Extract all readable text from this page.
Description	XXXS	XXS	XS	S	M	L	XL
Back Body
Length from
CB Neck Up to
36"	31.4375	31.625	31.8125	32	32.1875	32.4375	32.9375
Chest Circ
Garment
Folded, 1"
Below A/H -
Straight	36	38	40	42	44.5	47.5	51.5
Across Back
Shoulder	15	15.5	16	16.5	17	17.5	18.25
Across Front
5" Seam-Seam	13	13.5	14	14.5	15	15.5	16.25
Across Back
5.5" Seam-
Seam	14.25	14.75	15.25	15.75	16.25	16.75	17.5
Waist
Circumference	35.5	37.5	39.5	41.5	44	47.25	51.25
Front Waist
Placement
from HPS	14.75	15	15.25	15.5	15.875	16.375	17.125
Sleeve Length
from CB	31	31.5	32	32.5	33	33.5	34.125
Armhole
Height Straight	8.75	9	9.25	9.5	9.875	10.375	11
• • •
**Given task**
Reproduce all data above, unchanged.

**Solution to the problem**
Extract all readable text from this page.
Description	XXXS	XXS	XS	S	M	L	XL
Back Body
Length from
CB Neck Up to
36"	31.4375	31.625	31.8125	32	32.1875	32.4375	32.9375
Chest Circ
Garment
Folded, 1"
Below A/H -
Straight	36	38	40	42	44.5	47.5	51.5
Across Back
Shoulder	15	15.5	16	16.5	17	17.5	18.25
Across Front
5" Seam-Seam	13	13.5	14	14.5	15	15.5	16.25
Across Back
5.5" Seam-
Seam	14.25	14.75	15.25	15.75	16.25	16.75	17.5
Waist
Circumference	35.5	37.5	39.5	41.5	44	47.25	51.25
Front Waist
Placement
from HPS	14.75	15	15.25	15.5	15.875	16.375	17.125
Sleeve Length
from CB	31	31.5	32	32.5	33	33.5	34.125
Armhole
Height Straight	8.75	9	9.25	9.5	9.875	10.375	11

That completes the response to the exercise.